◆ **Stated task**
Write the data out again exactly, with no pictures.

◆ **Provided records**
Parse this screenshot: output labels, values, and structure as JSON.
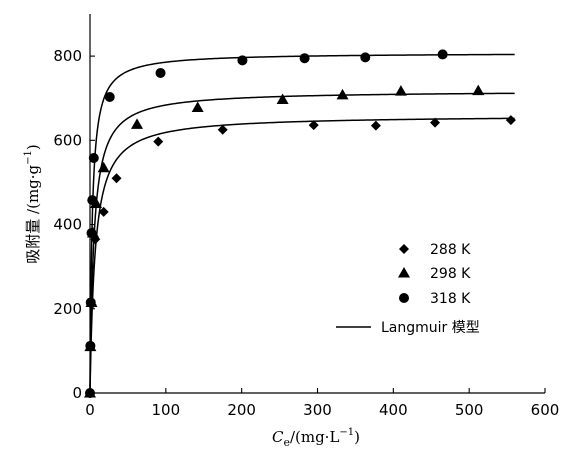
{
  "chart_data": {
    "type": "scatter",
    "title": "",
    "xlabel_prefix": "C",
    "xlabel_sub": "e",
    "xlabel_units_prefix": "/(mg·L",
    "xlabel_units_sup": "−1",
    "xlabel_units_suffix": ")",
    "ylabel_prefix": "吸附量 /(mg·g",
    "ylabel_sup": "−1",
    "ylabel_suffix": ")",
    "xlim": [
      0,
      600
    ],
    "ylim": [
      0,
      900
    ],
    "xticks": [
      0,
      100,
      200,
      300,
      400,
      500,
      600
    ],
    "yticks": [
      0,
      200,
      400,
      600,
      800
    ],
    "grid": false,
    "legend_position": "right-middle",
    "series": [
      {
        "name": "288 K",
        "marker": "diamond",
        "points": [
          [
            0,
            0
          ],
          [
            0.5,
            110
          ],
          [
            2,
            210
          ],
          [
            7,
            365
          ],
          [
            18,
            430
          ],
          [
            35,
            510
          ],
          [
            90,
            597
          ],
          [
            175,
            625
          ],
          [
            295,
            636
          ],
          [
            377,
            635
          ],
          [
            455,
            642
          ],
          [
            555,
            648
          ]
        ]
      },
      {
        "name": "298 K",
        "marker": "triangle",
        "points": [
          [
            0,
            0
          ],
          [
            0.5,
            110
          ],
          [
            2,
            215
          ],
          [
            4,
            380
          ],
          [
            8,
            450
          ],
          [
            18,
            535
          ],
          [
            62,
            638
          ],
          [
            142,
            678
          ],
          [
            254,
            697
          ],
          [
            333,
            708
          ],
          [
            410,
            717
          ],
          [
            512,
            718
          ]
        ]
      },
      {
        "name": "318 K",
        "marker": "circle",
        "points": [
          [
            0,
            0
          ],
          [
            0.5,
            112
          ],
          [
            1,
            215
          ],
          [
            2,
            380
          ],
          [
            3,
            458
          ],
          [
            5,
            558
          ],
          [
            26,
            703
          ],
          [
            93,
            760
          ],
          [
            201,
            790
          ],
          [
            283,
            795
          ],
          [
            363,
            797
          ],
          [
            465,
            804
          ]
        ]
      }
    ],
    "model": {
      "name": "Langmuir 模型",
      "curves": [
        {
          "series": "288 K",
          "qmax": 660,
          "KL": 0.15
        },
        {
          "series": "298 K",
          "qmax": 718,
          "KL": 0.2
        },
        {
          "series": "318 K",
          "qmax": 808,
          "KL": 0.35
        }
      ]
    }
  }
}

◆ **Task answer**
Parse this screenshot: output labels, values, and structure as JSON.
{
  "chart_data": {
    "type": "scatter",
    "title": "",
    "xlabel_prefix": "C",
    "xlabel_sub": "e",
    "xlabel_units_prefix": "/(mg·L",
    "xlabel_units_sup": "−1",
    "xlabel_units_suffix": ")",
    "ylabel_prefix": "吸附量 /(mg·g",
    "ylabel_sup": "−1",
    "ylabel_suffix": ")",
    "xlim": [
      0,
      600
    ],
    "ylim": [
      0,
      900
    ],
    "xticks": [
      0,
      100,
      200,
      300,
      400,
      500,
      600
    ],
    "yticks": [
      0,
      200,
      400,
      600,
      800
    ],
    "grid": false,
    "legend_position": "right-middle",
    "series": [
      {
        "name": "288 K",
        "marker": "diamond",
        "points": [
          [
            0,
            0
          ],
          [
            0.5,
            110
          ],
          [
            2,
            210
          ],
          [
            7,
            365
          ],
          [
            18,
            430
          ],
          [
            35,
            510
          ],
          [
            90,
            597
          ],
          [
            175,
            625
          ],
          [
            295,
            636
          ],
          [
            377,
            635
          ],
          [
            455,
            642
          ],
          [
            555,
            648
          ]
        ]
      },
      {
        "name": "298 K",
        "marker": "triangle",
        "points": [
          [
            0,
            0
          ],
          [
            0.5,
            110
          ],
          [
            2,
            215
          ],
          [
            4,
            380
          ],
          [
            8,
            450
          ],
          [
            18,
            535
          ],
          [
            62,
            638
          ],
          [
            142,
            678
          ],
          [
            254,
            697
          ],
          [
            333,
            708
          ],
          [
            410,
            717
          ],
          [
            512,
            718
          ]
        ]
      },
      {
        "name": "318 K",
        "marker": "circle",
        "points": [
          [
            0,
            0
          ],
          [
            0.5,
            112
          ],
          [
            1,
            215
          ],
          [
            2,
            380
          ],
          [
            3,
            458
          ],
          [
            5,
            558
          ],
          [
            26,
            703
          ],
          [
            93,
            760
          ],
          [
            201,
            790
          ],
          [
            283,
            795
          ],
          [
            363,
            797
          ],
          [
            465,
            804
          ]
        ]
      }
    ],
    "model": {
      "name": "Langmuir 模型",
      "curves": [
        {
          "series": "288 K",
          "qmax": 660,
          "KL": 0.15
        },
        {
          "series": "298 K",
          "qmax": 718,
          "KL": 0.2
        },
        {
          "series": "318 K",
          "qmax": 808,
          "KL": 0.35
        }
      ]
    }
  }
}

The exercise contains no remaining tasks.